Give only the number of lines below that contain the word "more".
↓
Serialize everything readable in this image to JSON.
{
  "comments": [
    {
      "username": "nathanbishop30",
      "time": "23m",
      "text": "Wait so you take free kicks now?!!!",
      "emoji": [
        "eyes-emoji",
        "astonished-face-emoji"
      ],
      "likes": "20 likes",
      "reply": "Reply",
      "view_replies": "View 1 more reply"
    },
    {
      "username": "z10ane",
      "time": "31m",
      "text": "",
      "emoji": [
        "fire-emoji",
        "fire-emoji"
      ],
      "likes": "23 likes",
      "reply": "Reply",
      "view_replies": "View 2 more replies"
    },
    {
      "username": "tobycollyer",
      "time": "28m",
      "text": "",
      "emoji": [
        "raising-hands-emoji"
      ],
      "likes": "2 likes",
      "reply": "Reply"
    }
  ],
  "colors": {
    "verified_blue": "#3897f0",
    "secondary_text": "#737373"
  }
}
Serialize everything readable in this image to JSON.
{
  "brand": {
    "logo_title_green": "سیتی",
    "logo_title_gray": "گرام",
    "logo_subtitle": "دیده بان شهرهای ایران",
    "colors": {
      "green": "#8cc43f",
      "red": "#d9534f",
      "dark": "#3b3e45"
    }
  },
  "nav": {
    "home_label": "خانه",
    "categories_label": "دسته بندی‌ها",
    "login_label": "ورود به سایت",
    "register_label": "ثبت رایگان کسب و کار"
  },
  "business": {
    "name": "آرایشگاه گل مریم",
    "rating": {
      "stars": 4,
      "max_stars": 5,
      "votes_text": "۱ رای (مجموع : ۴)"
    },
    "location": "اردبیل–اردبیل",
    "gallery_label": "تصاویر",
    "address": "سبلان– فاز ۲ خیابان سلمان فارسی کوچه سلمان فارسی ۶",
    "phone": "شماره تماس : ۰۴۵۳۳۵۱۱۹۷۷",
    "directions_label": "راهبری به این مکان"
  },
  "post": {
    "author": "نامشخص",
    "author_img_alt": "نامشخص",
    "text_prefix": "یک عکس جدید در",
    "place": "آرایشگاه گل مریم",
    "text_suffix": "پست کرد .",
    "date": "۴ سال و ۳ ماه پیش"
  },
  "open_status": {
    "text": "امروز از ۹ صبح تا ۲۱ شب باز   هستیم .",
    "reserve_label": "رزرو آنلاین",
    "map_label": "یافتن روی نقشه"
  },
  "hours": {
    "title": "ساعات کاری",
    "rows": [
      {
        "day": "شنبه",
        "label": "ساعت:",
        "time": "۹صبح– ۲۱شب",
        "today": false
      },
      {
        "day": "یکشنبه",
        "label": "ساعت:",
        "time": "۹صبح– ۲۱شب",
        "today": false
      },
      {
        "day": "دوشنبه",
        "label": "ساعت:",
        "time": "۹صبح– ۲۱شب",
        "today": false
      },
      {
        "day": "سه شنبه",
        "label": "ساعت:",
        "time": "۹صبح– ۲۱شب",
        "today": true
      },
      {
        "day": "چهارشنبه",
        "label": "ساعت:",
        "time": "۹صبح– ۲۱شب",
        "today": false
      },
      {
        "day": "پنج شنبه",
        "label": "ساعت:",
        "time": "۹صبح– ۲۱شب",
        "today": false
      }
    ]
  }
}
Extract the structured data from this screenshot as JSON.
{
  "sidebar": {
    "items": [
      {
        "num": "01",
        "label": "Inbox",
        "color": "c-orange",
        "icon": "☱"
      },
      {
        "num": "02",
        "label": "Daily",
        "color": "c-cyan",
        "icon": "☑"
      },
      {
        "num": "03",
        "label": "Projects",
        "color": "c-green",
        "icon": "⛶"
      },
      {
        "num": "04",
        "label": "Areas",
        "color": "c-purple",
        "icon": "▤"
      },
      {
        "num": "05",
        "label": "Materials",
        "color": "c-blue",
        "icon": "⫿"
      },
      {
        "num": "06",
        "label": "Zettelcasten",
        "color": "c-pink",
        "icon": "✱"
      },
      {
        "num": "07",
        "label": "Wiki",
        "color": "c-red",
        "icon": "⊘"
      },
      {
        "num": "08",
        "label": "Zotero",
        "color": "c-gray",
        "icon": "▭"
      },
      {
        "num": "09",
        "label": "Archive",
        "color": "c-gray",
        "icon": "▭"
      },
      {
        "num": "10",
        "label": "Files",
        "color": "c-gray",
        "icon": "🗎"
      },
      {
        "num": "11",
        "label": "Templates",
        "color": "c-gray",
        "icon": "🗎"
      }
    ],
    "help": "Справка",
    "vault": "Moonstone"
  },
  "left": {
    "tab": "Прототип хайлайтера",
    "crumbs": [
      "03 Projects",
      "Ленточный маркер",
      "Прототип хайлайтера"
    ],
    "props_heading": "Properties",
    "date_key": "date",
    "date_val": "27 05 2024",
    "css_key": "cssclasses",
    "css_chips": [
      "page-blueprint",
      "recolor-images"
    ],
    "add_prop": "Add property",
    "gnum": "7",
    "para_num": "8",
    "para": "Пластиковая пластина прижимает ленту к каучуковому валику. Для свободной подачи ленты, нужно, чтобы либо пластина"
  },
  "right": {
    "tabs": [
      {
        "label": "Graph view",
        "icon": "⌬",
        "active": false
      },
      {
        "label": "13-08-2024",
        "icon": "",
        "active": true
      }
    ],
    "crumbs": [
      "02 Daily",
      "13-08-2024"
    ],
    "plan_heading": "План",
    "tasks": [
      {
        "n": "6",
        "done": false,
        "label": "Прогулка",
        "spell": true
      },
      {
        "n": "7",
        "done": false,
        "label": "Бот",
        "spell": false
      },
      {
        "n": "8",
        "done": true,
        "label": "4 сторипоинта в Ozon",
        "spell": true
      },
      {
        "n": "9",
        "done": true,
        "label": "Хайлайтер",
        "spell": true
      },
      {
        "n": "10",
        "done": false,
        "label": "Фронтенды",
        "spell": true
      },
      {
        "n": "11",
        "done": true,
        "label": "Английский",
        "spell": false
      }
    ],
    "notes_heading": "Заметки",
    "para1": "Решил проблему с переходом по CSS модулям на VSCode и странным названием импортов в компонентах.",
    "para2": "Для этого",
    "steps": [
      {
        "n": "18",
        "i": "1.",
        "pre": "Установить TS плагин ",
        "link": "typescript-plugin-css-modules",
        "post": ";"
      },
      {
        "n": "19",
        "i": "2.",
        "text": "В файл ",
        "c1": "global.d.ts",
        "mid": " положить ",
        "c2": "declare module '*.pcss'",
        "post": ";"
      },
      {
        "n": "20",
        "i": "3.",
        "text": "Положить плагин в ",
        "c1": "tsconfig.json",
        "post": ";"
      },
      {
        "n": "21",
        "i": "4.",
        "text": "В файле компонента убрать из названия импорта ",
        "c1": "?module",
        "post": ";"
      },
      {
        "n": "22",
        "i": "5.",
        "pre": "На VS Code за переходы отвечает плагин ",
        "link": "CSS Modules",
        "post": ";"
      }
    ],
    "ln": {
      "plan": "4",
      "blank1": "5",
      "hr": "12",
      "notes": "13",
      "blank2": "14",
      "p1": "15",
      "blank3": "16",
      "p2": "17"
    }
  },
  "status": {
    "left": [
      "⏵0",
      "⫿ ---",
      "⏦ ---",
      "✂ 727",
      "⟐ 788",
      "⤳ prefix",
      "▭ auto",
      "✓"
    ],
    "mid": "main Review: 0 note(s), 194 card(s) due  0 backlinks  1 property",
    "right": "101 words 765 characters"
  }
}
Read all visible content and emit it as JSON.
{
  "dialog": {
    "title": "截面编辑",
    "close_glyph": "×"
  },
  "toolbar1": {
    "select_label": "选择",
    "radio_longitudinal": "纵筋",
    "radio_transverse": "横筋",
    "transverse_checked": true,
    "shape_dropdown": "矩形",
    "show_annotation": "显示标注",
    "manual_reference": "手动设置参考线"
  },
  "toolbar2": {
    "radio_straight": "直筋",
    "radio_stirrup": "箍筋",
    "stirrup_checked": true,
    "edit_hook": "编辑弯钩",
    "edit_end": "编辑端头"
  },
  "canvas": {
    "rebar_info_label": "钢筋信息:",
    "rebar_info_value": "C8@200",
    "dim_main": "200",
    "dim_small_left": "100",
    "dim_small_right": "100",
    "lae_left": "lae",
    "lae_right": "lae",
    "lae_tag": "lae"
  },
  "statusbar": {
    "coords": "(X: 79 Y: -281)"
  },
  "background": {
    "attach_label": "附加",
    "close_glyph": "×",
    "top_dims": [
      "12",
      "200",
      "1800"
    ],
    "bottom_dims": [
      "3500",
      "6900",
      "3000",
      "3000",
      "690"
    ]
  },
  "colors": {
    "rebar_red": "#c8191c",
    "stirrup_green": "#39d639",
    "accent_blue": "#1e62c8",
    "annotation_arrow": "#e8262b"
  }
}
↑
## The reply
2